[STATED TASK] From the data that follows, copy every line holding the string "Wali".

-- Begin DATA FOR THIS EXERCISE --

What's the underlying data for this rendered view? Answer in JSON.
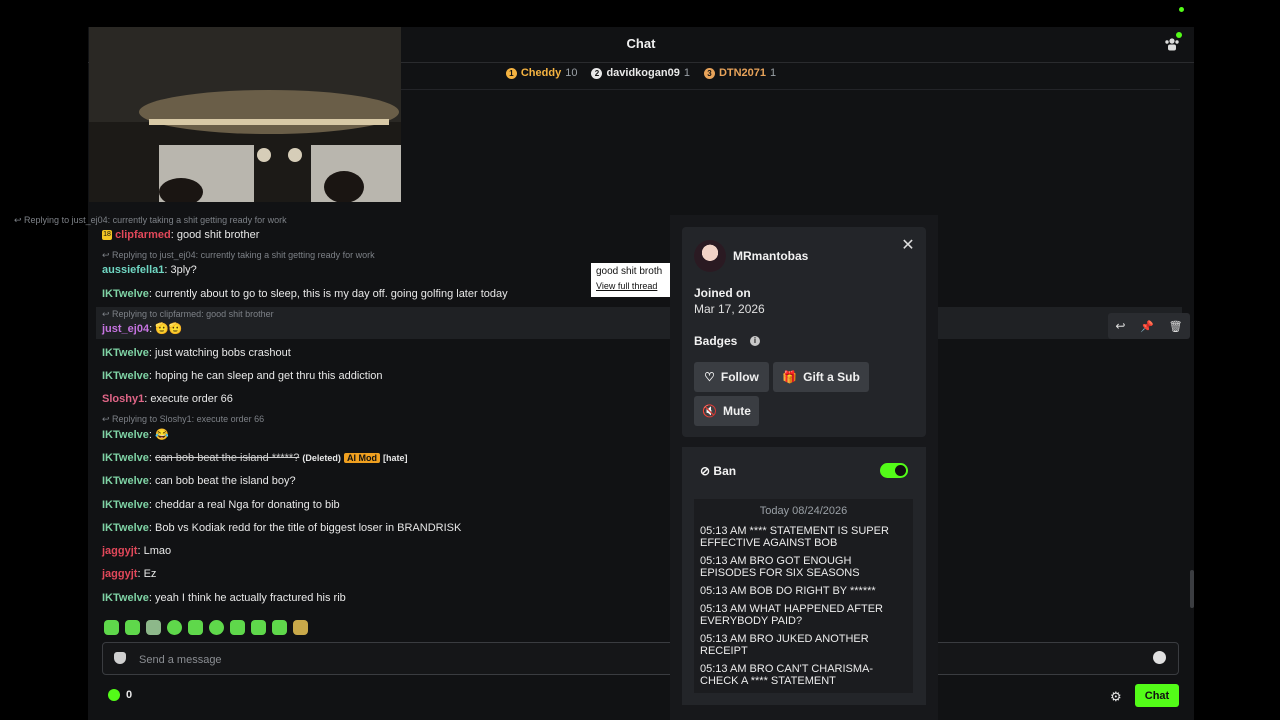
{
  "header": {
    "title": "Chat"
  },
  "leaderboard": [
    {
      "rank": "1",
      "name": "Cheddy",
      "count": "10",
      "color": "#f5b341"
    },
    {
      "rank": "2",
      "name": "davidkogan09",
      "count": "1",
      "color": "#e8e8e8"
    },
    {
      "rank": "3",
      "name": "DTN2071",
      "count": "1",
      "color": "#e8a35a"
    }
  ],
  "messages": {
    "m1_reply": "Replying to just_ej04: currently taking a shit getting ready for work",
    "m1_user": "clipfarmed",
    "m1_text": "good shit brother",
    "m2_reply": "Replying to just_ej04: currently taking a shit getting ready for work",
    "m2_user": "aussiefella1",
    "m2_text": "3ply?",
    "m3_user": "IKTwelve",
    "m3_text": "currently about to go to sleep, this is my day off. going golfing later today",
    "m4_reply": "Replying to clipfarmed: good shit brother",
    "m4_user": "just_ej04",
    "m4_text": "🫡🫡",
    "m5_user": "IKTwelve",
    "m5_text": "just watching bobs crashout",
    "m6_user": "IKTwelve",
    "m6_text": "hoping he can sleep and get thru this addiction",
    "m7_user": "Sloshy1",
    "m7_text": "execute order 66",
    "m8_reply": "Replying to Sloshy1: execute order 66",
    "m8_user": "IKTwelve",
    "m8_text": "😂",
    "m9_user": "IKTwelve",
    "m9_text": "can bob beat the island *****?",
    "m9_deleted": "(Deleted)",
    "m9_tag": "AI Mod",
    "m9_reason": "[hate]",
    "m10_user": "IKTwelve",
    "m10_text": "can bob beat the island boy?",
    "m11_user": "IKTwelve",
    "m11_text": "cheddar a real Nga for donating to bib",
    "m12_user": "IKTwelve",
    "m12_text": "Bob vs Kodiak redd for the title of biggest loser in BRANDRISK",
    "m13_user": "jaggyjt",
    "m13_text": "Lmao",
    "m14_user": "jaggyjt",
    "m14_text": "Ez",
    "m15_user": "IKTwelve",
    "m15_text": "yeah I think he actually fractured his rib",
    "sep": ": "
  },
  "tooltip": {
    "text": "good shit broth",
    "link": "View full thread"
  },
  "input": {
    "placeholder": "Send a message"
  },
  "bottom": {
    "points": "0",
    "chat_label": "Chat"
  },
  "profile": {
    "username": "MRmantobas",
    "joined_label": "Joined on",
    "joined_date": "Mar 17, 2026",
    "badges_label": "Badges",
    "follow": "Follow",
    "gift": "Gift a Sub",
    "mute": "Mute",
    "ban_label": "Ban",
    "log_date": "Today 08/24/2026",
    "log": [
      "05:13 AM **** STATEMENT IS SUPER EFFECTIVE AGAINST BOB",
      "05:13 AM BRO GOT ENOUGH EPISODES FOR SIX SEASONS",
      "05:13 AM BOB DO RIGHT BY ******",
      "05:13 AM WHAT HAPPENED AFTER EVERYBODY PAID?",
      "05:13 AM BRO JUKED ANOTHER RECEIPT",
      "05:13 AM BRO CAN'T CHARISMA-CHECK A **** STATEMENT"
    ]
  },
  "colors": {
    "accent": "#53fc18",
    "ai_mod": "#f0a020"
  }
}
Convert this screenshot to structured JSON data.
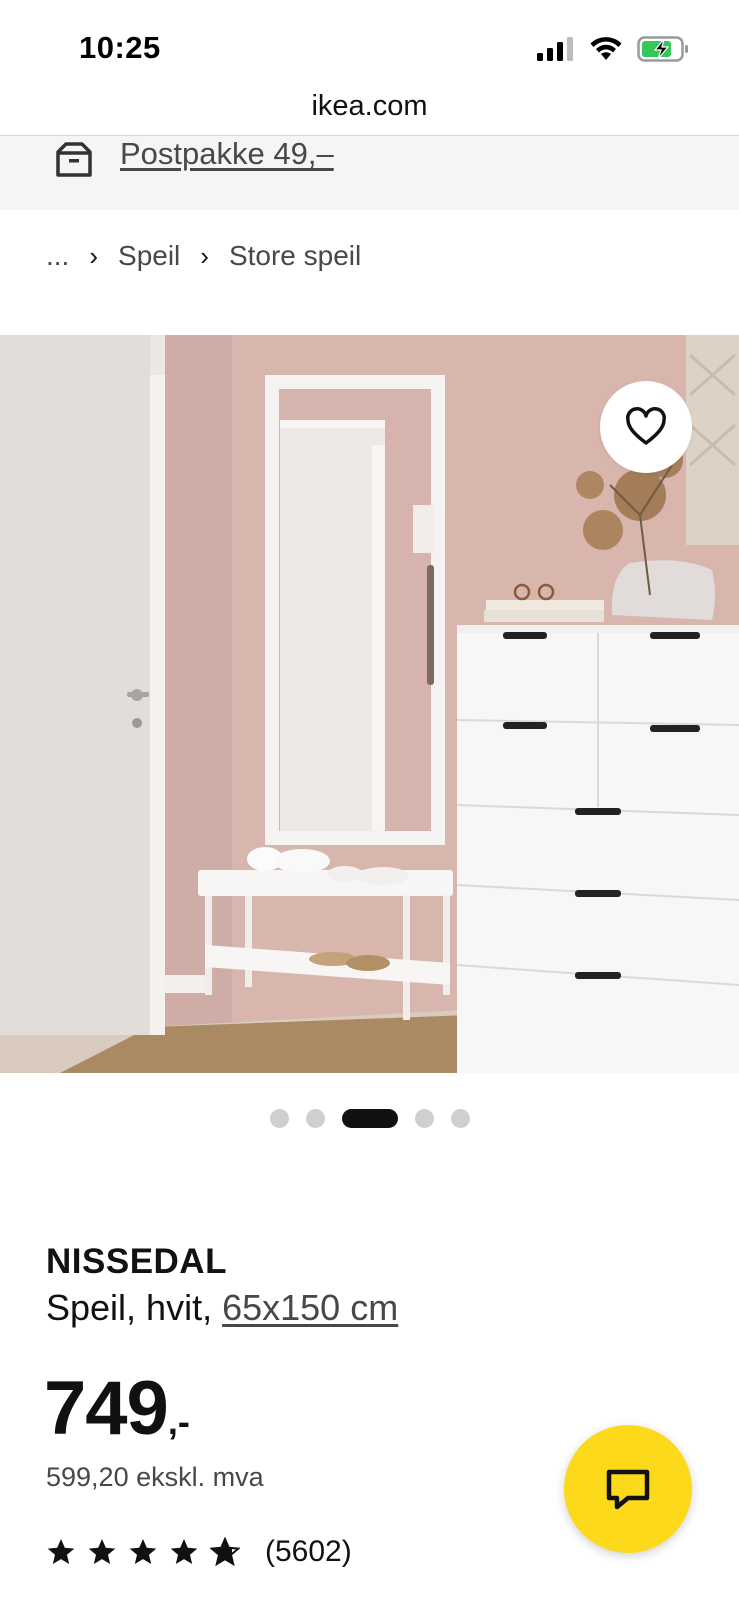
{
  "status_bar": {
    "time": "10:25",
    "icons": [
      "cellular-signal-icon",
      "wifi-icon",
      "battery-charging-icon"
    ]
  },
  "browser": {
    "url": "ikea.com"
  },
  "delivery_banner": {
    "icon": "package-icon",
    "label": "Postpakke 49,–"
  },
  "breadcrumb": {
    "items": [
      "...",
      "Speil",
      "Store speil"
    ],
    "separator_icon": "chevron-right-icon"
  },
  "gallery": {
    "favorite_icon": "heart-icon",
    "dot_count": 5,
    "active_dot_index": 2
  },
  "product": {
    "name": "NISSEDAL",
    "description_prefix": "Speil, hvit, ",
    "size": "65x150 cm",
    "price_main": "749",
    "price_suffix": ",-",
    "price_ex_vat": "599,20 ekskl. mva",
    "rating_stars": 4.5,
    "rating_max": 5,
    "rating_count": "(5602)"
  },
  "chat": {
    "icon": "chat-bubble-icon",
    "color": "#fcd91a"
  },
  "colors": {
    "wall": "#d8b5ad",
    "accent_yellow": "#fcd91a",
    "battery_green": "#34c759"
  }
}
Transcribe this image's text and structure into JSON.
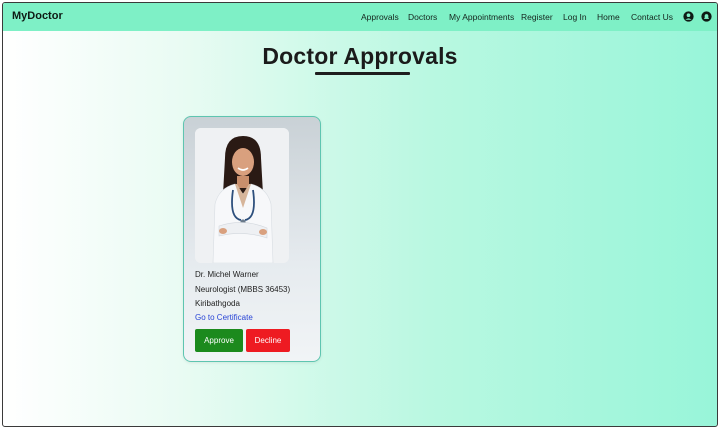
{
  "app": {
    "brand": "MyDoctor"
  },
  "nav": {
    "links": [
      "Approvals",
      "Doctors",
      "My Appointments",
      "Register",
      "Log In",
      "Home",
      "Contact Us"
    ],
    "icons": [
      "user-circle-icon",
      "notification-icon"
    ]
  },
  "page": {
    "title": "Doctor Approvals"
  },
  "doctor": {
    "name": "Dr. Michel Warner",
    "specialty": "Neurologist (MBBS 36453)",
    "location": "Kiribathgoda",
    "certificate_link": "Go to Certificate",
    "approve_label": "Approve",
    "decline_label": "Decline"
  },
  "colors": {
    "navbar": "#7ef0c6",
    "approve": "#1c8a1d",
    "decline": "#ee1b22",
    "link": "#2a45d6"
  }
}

-- End DATA FOR THIS EXERCISE --
-- Begin DATA FOR THIS EXERCISE --

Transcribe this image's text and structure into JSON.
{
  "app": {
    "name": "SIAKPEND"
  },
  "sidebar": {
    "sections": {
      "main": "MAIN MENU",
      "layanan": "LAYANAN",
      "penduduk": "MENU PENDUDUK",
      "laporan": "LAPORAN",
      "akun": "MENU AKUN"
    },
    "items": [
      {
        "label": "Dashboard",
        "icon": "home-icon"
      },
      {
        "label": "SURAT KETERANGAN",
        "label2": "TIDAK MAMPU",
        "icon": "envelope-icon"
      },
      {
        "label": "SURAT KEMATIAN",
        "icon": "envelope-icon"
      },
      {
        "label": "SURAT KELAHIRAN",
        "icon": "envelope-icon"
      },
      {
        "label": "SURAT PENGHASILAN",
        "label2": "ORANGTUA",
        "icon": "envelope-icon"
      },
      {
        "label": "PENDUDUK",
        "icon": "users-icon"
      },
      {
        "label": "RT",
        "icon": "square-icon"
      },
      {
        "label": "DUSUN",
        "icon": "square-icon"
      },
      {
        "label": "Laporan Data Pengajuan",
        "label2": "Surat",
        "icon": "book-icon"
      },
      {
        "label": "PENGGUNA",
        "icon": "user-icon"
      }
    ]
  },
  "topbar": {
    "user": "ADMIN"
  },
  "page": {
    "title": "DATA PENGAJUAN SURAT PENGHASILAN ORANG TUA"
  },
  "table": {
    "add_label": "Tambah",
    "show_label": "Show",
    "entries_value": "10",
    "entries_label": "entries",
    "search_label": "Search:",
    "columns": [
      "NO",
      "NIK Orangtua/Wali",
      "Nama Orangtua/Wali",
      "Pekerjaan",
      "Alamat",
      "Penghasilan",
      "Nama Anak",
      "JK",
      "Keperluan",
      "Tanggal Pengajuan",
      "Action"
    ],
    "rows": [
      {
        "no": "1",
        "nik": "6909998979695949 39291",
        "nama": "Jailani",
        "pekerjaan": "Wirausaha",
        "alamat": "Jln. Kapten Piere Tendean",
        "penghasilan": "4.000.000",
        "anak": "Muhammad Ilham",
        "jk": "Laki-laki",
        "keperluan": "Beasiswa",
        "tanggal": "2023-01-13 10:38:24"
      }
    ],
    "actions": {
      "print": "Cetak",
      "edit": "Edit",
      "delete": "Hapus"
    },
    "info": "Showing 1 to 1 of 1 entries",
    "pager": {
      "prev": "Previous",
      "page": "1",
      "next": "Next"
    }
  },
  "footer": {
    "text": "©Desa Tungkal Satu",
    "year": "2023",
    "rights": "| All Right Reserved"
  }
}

-- End DATA FOR THIS EXERCISE --
-- Begin DATA FOR THIS EXERCISE --

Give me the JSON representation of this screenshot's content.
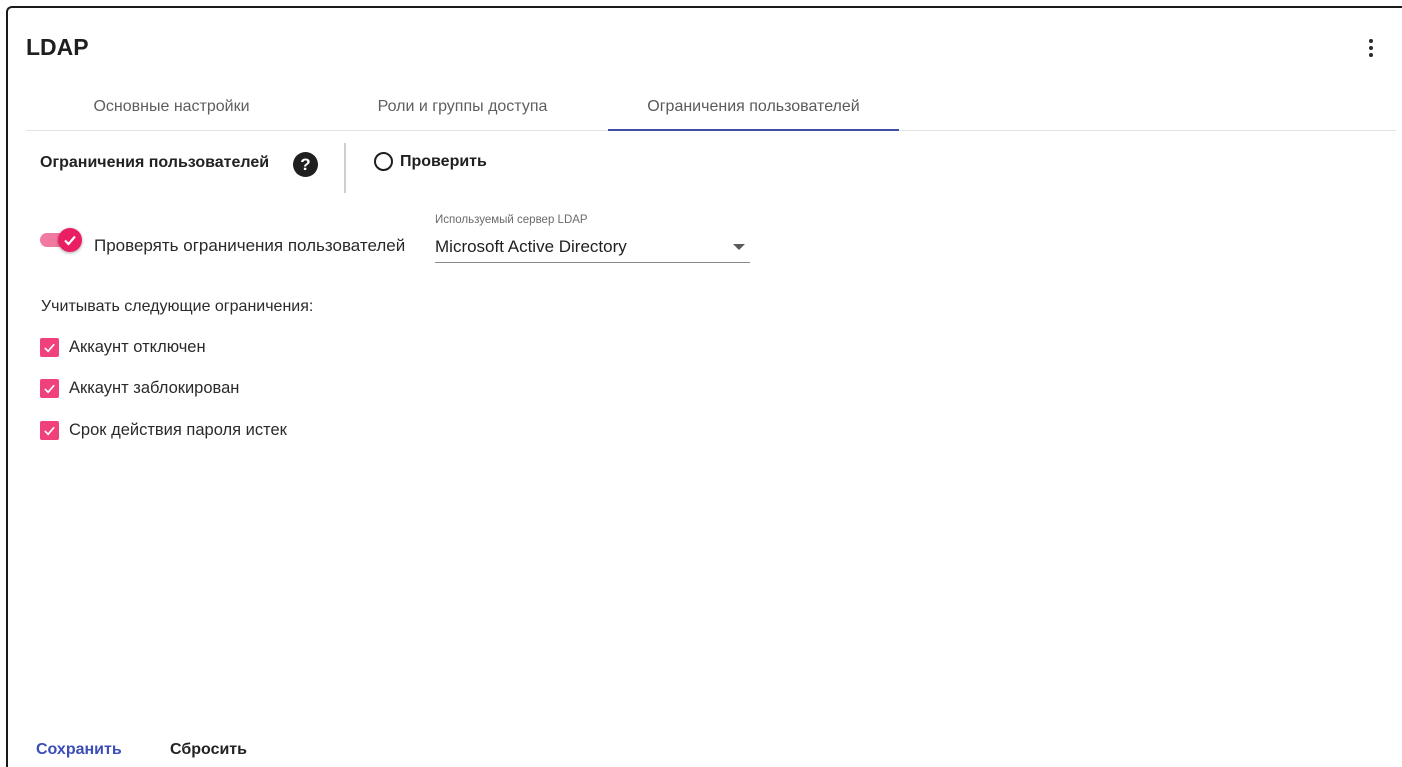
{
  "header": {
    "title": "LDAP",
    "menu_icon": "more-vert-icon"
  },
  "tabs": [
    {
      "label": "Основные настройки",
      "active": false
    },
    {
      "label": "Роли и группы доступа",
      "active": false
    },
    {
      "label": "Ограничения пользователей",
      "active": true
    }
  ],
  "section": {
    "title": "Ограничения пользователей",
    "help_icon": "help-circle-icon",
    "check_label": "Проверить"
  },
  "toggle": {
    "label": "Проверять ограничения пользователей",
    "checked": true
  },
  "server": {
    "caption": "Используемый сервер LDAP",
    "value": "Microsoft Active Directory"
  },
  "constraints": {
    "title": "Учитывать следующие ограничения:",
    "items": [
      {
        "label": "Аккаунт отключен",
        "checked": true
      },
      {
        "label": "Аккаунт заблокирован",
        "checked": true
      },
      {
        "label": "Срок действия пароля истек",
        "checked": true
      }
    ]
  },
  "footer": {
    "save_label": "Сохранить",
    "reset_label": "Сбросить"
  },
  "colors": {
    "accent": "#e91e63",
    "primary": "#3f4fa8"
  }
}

-- End DATA FOR THIS EXERCISE --

[ANSWER FOR THIS EXERCISE]
      "NIK Orangtua/Wali",
      "Nama Orangtua/Wali",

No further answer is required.